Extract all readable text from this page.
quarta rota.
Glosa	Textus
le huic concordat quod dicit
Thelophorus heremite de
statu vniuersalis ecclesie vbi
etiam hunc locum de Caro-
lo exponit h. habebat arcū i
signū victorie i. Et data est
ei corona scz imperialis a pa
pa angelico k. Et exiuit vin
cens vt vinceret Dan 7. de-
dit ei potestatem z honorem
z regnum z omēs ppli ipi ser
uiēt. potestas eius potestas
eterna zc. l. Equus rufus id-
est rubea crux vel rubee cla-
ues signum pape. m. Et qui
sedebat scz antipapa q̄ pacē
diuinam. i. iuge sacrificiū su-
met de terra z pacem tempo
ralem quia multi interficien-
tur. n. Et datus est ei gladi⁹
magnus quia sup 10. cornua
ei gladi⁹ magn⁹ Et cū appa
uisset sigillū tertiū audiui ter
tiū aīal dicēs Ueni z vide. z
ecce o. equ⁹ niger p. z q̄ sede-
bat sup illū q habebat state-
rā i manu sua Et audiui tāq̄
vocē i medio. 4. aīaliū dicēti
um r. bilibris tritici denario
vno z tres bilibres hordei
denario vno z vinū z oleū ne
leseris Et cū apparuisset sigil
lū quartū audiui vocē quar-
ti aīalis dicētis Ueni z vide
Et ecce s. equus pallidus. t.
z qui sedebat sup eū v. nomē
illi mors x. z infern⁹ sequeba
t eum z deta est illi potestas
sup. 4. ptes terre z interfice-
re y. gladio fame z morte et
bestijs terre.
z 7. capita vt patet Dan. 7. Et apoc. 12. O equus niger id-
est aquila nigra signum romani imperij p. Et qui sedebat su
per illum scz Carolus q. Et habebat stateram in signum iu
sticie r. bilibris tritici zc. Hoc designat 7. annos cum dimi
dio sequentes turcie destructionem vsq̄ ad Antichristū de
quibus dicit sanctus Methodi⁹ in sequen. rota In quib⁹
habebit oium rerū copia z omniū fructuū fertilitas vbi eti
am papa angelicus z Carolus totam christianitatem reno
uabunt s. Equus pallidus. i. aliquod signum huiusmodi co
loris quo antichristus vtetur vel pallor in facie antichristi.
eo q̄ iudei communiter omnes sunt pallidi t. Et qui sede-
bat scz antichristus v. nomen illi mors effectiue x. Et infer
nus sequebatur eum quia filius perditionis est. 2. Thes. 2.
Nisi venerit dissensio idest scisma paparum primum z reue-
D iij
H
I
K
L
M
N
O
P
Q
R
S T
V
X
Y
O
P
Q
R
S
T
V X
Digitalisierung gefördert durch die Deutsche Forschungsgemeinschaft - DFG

→ **WHAT THE TASK REQUIRES**: Please quote the data above in full, with no line missing.

→ **COMPLETE ANSWER**:
Extract all readable text from this page.
quarta rota.
Glosa	Textus
le huic concordat quod dicit
Thelophorus heremite de
statu vniuersalis ecclesie vbi
etiam hunc locum de Caro-
lo exponit h. habebat arcū i
signū victorie i. Et data est
ei corona scz imperialis a pa
pa angelico k. Et exiuit vin
cens vt vinceret Dan 7. de-
dit ei potestatem z honorem
z regnum z omēs ppli ipi ser
uiēt. potestas eius potestas
eterna zc. l. Equus rufus id-
est rubea crux vel rubee cla-
ues signum pape. m. Et qui
sedebat scz antipapa q̄ pacē
diuinam. i. iuge sacrificiū su-
met de terra z pacem tempo
ralem quia multi interficien-
tur. n. Et datus est ei gladi⁹
magnus quia sup 10. cornua
ei gladi⁹ magn⁹ Et cū appa
uisset sigillū tertiū audiui ter
tiū aīal dicēs Ueni z vide. z
ecce o. equ⁹ niger p. z q̄ sede-
bat sup illū q habebat state-
rā i manu sua Et audiui tāq̄
vocē i medio. 4. aīaliū dicēti
um r. bilibris tritici denario
vno z tres bilibres hordei
denario vno z vinū z oleū ne
leseris Et cū apparuisset sigil
lū quartū audiui vocē quar-
ti aīalis dicētis Ueni z vide
Et ecce s. equus pallidus. t.
z qui sedebat sup eū v. nomē
illi mors x. z infern⁹ sequeba
t eum z deta est illi potestas
sup. 4. ptes terre z interfice-
re y. gladio fame z morte et
bestijs terre.
z 7. capita vt patet Dan. 7. Et apoc. 12. O equus niger id-
est aquila nigra signum romani imperij p. Et qui sedebat su
per illum scz Carolus q. Et habebat stateram in signum iu
sticie r. bilibris tritici zc. Hoc designat 7. annos cum dimi
dio sequentes turcie destructionem vsq̄ ad Antichristū de
quibus dicit sanctus Methodi⁹ in sequen. rota In quib⁹
habebit oium rerū copia z omniū fructuū fertilitas vbi eti
am papa angelicus z Carolus totam christianitatem reno
uabunt s. Equus pallidus. i. aliquod signum huiusmodi co
loris quo antichristus vtetur vel pallor in facie antichristi.
eo q̄ iudei communiter omnes sunt pallidi t. Et qui sede-
bat scz antichristus v. nomen illi mors effectiue x. Et infer
nus sequebatur eum quia filius perditionis est. 2. Thes. 2.
Nisi venerit dissensio idest scisma paparum primum z reue-
D iij
H
I
K
L
M
N
O
P
Q
R
S T
V
X
Y
O
P
Q
R
S
T
V X
Digitalisierung gefördert durch die Deutsche Forschungsgemeinschaft - DFG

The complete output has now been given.